[BEGIN Items]

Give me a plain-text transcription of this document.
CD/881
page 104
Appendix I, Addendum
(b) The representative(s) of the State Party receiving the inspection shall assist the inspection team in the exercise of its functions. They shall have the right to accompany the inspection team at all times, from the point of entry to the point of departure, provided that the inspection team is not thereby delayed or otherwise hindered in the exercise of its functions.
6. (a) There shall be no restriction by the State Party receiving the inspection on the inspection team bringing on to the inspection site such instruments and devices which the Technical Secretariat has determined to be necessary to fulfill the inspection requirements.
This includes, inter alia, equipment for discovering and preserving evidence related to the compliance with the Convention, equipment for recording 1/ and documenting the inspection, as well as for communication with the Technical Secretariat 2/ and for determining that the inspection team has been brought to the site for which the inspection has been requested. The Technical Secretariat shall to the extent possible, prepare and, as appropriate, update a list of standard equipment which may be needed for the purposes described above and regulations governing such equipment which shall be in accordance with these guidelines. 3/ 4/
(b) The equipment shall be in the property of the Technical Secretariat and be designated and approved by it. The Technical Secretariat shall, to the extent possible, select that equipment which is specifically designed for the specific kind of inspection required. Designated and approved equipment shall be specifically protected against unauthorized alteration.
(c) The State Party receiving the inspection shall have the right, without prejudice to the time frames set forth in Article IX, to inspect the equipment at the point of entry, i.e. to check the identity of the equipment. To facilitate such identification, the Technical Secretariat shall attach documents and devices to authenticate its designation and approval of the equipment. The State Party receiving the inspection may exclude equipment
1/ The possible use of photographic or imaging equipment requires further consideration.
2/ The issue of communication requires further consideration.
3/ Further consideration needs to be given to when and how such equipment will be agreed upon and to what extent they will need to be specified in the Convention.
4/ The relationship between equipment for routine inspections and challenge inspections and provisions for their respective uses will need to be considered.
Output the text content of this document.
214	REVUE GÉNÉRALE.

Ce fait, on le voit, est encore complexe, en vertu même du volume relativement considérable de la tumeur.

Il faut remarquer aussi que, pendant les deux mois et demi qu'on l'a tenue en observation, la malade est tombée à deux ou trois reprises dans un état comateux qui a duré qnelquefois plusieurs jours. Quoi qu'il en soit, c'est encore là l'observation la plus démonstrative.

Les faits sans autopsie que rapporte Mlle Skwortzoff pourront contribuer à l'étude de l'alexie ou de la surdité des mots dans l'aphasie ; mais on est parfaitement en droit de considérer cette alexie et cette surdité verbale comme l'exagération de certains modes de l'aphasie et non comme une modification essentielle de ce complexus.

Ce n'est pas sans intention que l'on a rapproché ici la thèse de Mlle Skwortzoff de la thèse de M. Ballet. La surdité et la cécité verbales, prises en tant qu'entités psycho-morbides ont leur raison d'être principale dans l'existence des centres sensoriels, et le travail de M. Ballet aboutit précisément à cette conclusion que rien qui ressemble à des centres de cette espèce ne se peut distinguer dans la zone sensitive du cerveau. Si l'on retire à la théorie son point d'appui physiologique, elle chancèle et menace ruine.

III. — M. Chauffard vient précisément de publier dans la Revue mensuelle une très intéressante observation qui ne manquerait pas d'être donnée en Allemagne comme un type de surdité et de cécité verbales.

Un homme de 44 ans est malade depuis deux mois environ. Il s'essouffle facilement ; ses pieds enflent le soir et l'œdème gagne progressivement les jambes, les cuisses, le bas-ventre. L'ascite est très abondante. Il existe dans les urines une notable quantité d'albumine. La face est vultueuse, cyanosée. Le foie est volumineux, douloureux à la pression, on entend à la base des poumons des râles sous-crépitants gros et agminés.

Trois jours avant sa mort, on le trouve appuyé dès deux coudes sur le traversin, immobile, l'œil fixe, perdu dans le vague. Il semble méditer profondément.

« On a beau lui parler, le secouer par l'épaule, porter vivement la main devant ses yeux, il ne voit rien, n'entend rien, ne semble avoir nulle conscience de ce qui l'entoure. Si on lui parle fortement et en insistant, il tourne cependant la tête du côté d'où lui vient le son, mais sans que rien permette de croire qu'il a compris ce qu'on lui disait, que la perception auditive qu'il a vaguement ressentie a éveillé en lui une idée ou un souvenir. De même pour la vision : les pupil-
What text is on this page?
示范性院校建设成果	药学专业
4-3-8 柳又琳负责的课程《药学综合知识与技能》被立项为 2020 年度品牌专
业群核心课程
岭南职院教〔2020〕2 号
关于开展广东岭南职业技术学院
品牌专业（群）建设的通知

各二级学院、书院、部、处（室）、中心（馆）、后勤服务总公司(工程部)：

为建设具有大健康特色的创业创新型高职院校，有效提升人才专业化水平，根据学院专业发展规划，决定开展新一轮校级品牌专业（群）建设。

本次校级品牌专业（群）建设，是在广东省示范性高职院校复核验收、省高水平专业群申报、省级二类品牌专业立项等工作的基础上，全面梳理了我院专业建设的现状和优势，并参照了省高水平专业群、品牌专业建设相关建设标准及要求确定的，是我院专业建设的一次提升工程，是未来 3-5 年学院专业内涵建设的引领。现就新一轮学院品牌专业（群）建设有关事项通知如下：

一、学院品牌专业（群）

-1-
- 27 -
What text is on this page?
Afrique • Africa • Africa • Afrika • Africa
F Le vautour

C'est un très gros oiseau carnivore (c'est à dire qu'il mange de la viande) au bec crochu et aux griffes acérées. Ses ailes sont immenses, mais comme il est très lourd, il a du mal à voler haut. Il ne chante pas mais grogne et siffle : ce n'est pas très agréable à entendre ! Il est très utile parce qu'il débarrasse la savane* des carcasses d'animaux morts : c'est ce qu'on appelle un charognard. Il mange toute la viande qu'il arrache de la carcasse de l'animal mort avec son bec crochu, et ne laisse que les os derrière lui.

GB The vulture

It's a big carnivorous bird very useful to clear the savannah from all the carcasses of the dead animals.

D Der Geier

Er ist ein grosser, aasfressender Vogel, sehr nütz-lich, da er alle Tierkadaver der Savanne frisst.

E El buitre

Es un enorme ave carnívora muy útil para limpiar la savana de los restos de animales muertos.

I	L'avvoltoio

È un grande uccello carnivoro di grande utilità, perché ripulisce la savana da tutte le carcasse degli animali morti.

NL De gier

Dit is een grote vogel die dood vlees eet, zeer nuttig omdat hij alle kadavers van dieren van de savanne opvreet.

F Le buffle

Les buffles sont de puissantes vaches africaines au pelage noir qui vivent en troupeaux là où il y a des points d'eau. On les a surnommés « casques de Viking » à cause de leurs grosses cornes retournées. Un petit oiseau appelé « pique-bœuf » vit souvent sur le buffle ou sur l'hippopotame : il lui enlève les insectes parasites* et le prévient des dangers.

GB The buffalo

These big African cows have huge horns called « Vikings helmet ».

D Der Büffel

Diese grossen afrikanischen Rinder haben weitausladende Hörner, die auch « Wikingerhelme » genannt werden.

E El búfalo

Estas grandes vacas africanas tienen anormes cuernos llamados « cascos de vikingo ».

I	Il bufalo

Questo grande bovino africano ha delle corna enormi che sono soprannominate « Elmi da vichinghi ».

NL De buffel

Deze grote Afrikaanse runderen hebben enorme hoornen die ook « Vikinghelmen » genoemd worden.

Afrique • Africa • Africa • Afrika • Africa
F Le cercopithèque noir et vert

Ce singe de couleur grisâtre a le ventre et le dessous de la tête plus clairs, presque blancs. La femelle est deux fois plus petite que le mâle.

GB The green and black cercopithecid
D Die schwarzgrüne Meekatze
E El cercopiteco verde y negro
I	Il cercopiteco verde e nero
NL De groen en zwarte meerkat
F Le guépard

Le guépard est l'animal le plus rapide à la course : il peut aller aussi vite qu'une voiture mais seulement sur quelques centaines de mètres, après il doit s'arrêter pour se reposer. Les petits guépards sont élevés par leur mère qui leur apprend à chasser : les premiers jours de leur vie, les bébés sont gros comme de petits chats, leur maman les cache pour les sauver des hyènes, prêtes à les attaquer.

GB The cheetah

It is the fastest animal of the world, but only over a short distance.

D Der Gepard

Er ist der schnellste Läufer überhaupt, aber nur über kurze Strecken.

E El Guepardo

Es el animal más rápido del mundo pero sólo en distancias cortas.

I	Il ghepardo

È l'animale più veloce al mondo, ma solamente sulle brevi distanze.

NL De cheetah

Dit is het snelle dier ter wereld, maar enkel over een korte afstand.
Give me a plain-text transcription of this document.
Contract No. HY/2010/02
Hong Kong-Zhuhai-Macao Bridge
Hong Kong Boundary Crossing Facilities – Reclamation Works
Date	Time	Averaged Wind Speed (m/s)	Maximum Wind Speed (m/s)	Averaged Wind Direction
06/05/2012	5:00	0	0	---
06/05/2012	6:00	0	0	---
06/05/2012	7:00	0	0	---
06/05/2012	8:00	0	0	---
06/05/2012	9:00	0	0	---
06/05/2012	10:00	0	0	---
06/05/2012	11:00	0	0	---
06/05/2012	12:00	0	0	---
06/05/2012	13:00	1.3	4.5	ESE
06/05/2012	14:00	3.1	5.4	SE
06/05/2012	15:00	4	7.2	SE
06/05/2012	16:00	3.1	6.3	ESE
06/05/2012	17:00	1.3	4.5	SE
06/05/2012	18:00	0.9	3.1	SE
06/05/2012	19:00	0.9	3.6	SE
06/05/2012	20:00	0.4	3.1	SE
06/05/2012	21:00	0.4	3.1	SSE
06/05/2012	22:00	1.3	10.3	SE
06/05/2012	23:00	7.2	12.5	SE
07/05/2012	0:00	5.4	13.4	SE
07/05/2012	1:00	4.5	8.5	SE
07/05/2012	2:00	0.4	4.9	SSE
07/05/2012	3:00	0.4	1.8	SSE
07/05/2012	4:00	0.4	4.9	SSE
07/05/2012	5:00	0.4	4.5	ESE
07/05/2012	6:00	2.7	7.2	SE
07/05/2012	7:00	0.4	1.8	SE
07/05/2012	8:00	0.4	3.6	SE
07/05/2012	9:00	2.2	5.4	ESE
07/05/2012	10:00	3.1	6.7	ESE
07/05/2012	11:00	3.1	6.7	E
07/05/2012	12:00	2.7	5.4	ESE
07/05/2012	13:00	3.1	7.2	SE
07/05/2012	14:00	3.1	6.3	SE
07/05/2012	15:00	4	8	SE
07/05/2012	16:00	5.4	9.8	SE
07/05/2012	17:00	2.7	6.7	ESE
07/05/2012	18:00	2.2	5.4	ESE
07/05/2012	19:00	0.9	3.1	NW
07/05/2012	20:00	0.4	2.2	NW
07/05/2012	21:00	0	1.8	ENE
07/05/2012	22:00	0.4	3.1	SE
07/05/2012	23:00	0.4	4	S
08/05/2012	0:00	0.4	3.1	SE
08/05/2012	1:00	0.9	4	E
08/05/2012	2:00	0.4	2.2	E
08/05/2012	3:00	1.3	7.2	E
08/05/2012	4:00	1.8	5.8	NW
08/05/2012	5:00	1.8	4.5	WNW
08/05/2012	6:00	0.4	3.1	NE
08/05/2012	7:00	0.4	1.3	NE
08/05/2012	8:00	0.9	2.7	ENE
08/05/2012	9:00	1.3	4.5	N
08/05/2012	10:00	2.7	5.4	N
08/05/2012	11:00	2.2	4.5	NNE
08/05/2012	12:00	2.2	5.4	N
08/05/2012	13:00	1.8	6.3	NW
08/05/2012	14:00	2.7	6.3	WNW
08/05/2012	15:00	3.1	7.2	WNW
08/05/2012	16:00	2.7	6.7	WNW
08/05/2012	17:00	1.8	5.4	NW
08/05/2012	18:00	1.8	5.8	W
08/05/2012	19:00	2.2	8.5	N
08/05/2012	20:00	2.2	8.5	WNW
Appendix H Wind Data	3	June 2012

[END Items]

Search the listing for the word "cette" and return each line that holds it.

- **Exercise answer**
Les faits sans autopsie que rapporte Mlle Skwortzoff pourront contribuer à l'étude de l'alexie ou de la surdité des mots dans l'aphasie ; mais on est parfaitement en droit de considérer cette alexie et cette surdité verbale comme l'exagération de certains modes de l'aphasie et non comme une modification essentielle de ce complexus.
Ce n'est pas sans intention que l'on a rapproché ici la thèse de Mlle Skwortzoff de la thèse de M. Ballet. La surdité et la cécité verbales, prises en tant qu'entités psycho-morbides ont leur raison d'être principale dans l'existence des centres sensoriels, et le travail de M. Ballet aboutit précisément à cette conclusion que rien qui ressemble à des centres de cette espèce ne se peut distinguer dans la zone sensitive du cerveau. Si l'on retire à la théorie son point d'appui physiologique, elle chancèle et menace ruine.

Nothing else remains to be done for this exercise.